= Stated goal =
Check every line of the data below for the string "GIMP", and copy the ones that hold it.

= Exercise materials =
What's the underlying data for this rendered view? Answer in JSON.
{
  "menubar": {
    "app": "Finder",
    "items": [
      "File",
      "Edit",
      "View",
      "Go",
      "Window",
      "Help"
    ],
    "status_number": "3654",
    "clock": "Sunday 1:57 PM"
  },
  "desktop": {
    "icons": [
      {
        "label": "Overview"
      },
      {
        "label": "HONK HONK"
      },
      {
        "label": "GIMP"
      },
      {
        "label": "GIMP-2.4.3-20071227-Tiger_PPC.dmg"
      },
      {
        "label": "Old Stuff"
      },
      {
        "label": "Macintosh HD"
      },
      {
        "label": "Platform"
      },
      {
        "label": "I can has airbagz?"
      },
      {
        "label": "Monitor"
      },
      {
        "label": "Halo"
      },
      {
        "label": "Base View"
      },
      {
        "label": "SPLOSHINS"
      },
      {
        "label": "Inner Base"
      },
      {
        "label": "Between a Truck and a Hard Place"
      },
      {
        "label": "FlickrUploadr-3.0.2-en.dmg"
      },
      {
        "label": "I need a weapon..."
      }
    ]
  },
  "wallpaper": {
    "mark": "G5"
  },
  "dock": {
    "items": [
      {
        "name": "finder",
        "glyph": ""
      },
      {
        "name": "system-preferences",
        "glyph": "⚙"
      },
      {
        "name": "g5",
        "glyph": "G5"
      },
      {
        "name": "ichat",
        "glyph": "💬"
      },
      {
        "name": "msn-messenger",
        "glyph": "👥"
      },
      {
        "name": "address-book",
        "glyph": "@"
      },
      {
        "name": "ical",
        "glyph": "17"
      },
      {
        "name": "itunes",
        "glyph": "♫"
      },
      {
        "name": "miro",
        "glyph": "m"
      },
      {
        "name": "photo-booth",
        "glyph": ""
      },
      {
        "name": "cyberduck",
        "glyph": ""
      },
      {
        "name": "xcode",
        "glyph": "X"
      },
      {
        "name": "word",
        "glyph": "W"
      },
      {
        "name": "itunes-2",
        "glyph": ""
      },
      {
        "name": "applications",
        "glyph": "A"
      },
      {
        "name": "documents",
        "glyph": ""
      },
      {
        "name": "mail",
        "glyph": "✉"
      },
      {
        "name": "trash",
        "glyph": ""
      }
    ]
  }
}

= Correct output =
        "label": "GIMP"
        "label": "GIMP-2.4.3-20071227-Tiger_PPC.dmg"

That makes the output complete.